Exercise aim.
Output the material beneath exactly, leaving nothing out.

Records for this task.
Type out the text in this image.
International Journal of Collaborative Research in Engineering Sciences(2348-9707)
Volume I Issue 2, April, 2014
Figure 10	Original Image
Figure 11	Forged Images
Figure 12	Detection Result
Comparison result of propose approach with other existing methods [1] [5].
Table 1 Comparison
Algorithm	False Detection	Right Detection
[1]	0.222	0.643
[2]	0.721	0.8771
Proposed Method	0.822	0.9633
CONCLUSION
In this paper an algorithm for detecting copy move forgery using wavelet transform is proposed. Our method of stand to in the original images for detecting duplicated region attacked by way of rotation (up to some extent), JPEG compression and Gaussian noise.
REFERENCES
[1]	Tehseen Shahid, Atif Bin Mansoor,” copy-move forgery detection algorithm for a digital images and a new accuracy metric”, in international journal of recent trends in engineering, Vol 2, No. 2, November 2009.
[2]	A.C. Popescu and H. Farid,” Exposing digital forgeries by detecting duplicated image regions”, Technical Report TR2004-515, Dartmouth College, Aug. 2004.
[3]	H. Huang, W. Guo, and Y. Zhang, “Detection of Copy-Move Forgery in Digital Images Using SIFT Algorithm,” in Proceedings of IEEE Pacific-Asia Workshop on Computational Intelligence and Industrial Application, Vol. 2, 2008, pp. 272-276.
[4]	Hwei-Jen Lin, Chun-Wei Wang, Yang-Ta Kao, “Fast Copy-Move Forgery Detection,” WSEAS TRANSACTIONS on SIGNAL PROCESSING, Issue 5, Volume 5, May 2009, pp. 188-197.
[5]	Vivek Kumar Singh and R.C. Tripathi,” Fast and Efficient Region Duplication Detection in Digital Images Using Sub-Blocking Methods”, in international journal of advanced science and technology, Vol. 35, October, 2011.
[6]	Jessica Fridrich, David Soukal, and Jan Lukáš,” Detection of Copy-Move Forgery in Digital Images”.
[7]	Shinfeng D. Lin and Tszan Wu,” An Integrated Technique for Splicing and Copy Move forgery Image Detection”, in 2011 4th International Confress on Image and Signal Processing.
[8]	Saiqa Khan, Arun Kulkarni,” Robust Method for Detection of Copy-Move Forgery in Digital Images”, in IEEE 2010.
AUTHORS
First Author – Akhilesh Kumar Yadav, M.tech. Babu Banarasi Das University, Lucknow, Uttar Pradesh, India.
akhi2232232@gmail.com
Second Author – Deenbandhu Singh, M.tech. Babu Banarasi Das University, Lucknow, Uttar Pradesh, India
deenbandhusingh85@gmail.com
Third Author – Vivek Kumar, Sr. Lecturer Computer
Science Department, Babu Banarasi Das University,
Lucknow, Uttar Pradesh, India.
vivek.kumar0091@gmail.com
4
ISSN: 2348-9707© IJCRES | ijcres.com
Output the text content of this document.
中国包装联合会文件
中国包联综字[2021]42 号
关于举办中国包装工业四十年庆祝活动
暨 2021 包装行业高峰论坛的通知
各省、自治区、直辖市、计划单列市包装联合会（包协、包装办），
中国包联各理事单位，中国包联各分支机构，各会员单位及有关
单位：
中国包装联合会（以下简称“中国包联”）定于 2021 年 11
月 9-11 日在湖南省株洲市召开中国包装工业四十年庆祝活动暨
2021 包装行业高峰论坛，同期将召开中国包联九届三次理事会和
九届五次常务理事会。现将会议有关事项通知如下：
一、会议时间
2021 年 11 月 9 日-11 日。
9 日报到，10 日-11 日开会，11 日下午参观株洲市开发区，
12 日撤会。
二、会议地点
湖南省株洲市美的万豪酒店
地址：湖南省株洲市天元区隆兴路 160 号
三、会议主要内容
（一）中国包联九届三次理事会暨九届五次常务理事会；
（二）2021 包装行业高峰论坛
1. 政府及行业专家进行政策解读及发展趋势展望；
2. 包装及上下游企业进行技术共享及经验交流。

Task solution.
Type out the text in this image.
International Journal of Collaborative Research in Engineering Sciences(2348-9707)
Volume I Issue 2, April, 2014
Figure 10	Original Image
Figure 11	Forged Images
Figure 12	Detection Result
Comparison result of propose approach with other existing methods [1] [5].
Table 1 Comparison
Algorithm	False Detection	Right Detection
[1]	0.222	0.643
[2]	0.721	0.8771
Proposed Method	0.822	0.9633
CONCLUSION
In this paper an algorithm for detecting copy move forgery using wavelet transform is proposed. Our method of stand to in the original images for detecting duplicated region attacked by way of rotation (up to some extent), JPEG compression and Gaussian noise.
REFERENCES
[1]	Tehseen Shahid, Atif Bin Mansoor,” copy-move forgery detection algorithm for a digital images and a new accuracy metric”, in international journal of recent trends in engineering, Vol 2, No. 2, November 2009.
[2]	A.C. Popescu and H. Farid,” Exposing digital forgeries by detecting duplicated image regions”, Technical Report TR2004-515, Dartmouth College, Aug. 2004.
[3]	H. Huang, W. Guo, and Y. Zhang, “Detection of Copy-Move Forgery in Digital Images Using SIFT Algorithm,” in Proceedings of IEEE Pacific-Asia Workshop on Computational Intelligence and Industrial Application, Vol. 2, 2008, pp. 272-276.
[4]	Hwei-Jen Lin, Chun-Wei Wang, Yang-Ta Kao, “Fast Copy-Move Forgery Detection,” WSEAS TRANSACTIONS on SIGNAL PROCESSING, Issue 5, Volume 5, May 2009, pp. 188-197.
[5]	Vivek Kumar Singh and R.C. Tripathi,” Fast and Efficient Region Duplication Detection in Digital Images Using Sub-Blocking Methods”, in international journal of advanced science and technology, Vol. 35, October, 2011.
[6]	Jessica Fridrich, David Soukal, and Jan Lukáš,” Detection of Copy-Move Forgery in Digital Images”.
[7]	Shinfeng D. Lin and Tszan Wu,” An Integrated Technique for Splicing and Copy Move forgery Image Detection”, in 2011 4th International Confress on Image and Signal Processing.
[8]	Saiqa Khan, Arun Kulkarni,” Robust Method for Detection of Copy-Move Forgery in Digital Images”, in IEEE 2010.
AUTHORS
First Author – Akhilesh Kumar Yadav, M.tech. Babu Banarasi Das University, Lucknow, Uttar Pradesh, India.
akhi2232232@gmail.com
Second Author – Deenbandhu Singh, M.tech. Babu Banarasi Das University, Lucknow, Uttar Pradesh, India
deenbandhusingh85@gmail.com
Third Author – Vivek Kumar, Sr. Lecturer Computer
Science Department, Babu Banarasi Das University,
Lucknow, Uttar Pradesh, India.
vivek.kumar0091@gmail.com
4
ISSN: 2348-9707© IJCRES | ijcres.com
Output the text content of this document.
中国包装联合会文件
中国包联综字[2021]42 号
关于举办中国包装工业四十年庆祝活动
暨 2021 包装行业高峰论坛的通知
各省、自治区、直辖市、计划单列市包装联合会（包协、包装办），
中国包联各理事单位，中国包联各分支机构，各会员单位及有关
单位：
中国包装联合会（以下简称“中国包联”）定于 2021 年 11
月 9-11 日在湖南省株洲市召开中国包装工业四十年庆祝活动暨
2021 包装行业高峰论坛，同期将召开中国包联九届三次理事会和
九届五次常务理事会。现将会议有关事项通知如下：
一、会议时间
2021 年 11 月 9 日-11 日。
9 日报到，10 日-11 日开会，11 日下午参观株洲市开发区，
12 日撤会。
二、会议地点
湖南省株洲市美的万豪酒店
地址：湖南省株洲市天元区隆兴路 160 号
三、会议主要内容
（一）中国包联九届三次理事会暨九届五次常务理事会；
（二）2021 包装行业高峰论坛
1. 政府及行业专家进行政策解读及发展趋势展望；
2. 包装及上下游企业进行技术共享及经验交流。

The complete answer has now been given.